* [To do]: Output all of the entries exactly as written.

● ● ● ● ●

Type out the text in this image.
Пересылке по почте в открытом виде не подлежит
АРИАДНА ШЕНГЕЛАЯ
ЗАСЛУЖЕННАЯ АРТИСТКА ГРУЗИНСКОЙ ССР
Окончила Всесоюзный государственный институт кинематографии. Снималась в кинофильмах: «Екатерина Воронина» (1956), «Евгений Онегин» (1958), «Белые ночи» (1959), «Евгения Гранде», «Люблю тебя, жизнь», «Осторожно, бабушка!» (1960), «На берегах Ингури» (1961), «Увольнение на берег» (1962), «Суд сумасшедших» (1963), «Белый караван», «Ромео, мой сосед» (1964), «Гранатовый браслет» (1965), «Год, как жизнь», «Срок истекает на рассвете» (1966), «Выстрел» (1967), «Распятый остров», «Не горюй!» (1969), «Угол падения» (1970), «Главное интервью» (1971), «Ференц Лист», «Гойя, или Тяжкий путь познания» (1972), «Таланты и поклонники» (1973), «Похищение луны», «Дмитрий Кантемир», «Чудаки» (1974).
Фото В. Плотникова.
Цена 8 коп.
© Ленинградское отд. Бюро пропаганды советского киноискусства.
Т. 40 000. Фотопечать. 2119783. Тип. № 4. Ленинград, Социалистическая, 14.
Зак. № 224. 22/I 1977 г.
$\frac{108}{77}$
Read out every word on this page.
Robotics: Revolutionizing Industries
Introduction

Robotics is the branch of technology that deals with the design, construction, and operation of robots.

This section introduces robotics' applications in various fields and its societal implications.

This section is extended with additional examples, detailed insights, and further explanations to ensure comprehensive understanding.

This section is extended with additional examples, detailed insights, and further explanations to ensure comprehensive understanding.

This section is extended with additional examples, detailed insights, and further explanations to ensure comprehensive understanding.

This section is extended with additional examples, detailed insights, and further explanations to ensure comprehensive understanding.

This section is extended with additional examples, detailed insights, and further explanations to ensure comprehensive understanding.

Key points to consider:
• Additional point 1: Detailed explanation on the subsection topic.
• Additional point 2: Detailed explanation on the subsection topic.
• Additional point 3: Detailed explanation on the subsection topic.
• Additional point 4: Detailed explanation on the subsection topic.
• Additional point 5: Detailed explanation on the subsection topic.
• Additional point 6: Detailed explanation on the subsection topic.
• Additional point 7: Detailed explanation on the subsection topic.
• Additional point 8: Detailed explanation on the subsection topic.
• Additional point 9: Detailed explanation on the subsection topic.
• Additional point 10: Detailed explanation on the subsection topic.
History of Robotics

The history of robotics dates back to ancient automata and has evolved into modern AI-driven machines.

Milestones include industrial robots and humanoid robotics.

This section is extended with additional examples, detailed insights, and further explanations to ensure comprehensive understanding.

● ● ● ● ●

* [Output of the task]:
Type out the text in this image.
Пересылке по почте в открытом виде не подлежит
АРИАДНА ШЕНГЕЛАЯ
ЗАСЛУЖЕННАЯ АРТИСТКА ГРУЗИНСКОЙ ССР
Окончила Всесоюзный государственный институт кинематографии. Снималась в кинофильмах: «Екатерина Воронина» (1956), «Евгений Онегин» (1958), «Белые ночи» (1959), «Евгения Гранде», «Люблю тебя, жизнь», «Осторожно, бабушка!» (1960), «На берегах Ингури» (1961), «Увольнение на берег» (1962), «Суд сумасшедших» (1963), «Белый караван», «Ромео, мой сосед» (1964), «Гранатовый браслет» (1965), «Год, как жизнь», «Срок истекает на рассвете» (1966), «Выстрел» (1967), «Распятый остров», «Не горюй!» (1969), «Угол падения» (1970), «Главное интервью» (1971), «Ференц Лист», «Гойя, или Тяжкий путь познания» (1972), «Таланты и поклонники» (1973), «Похищение луны», «Дмитрий Кантемир», «Чудаки» (1974).
Фото В. Плотникова.
Цена 8 коп.
© Ленинградское отд. Бюро пропаганды советского киноискусства.
Т. 40 000. Фотопечать. 2119783. Тип. № 4. Ленинград, Социалистическая, 14.
Зак. № 224. 22/I 1977 г.
$\frac{108}{77}$
Read out every word on this page.
Robotics: Revolutionizing Industries
Introduction

Robotics is the branch of technology that deals with the design, construction, and operation of robots.

This section introduces robotics' applications in various fields and its societal implications.

This section is extended with additional examples, detailed insights, and further explanations to ensure comprehensive understanding.

This section is extended with additional examples, detailed insights, and further explanations to ensure comprehensive understanding.

This section is extended with additional examples, detailed insights, and further explanations to ensure comprehensive understanding.

This section is extended with additional examples, detailed insights, and further explanations to ensure comprehensive understanding.

This section is extended with additional examples, detailed insights, and further explanations to ensure comprehensive understanding.

Key points to consider:
• Additional point 1: Detailed explanation on the subsection topic.
• Additional point 2: Detailed explanation on the subsection topic.
• Additional point 3: Detailed explanation on the subsection topic.
• Additional point 4: Detailed explanation on the subsection topic.
• Additional point 5: Detailed explanation on the subsection topic.
• Additional point 6: Detailed explanation on the subsection topic.
• Additional point 7: Detailed explanation on the subsection topic.
• Additional point 8: Detailed explanation on the subsection topic.
• Additional point 9: Detailed explanation on the subsection topic.
• Additional point 10: Detailed explanation on the subsection topic.
History of Robotics

The history of robotics dates back to ancient automata and has evolved into modern AI-driven machines.

Milestones include industrial robots and humanoid robotics.

This section is extended with additional examples, detailed insights, and further explanations to ensure comprehensive understanding.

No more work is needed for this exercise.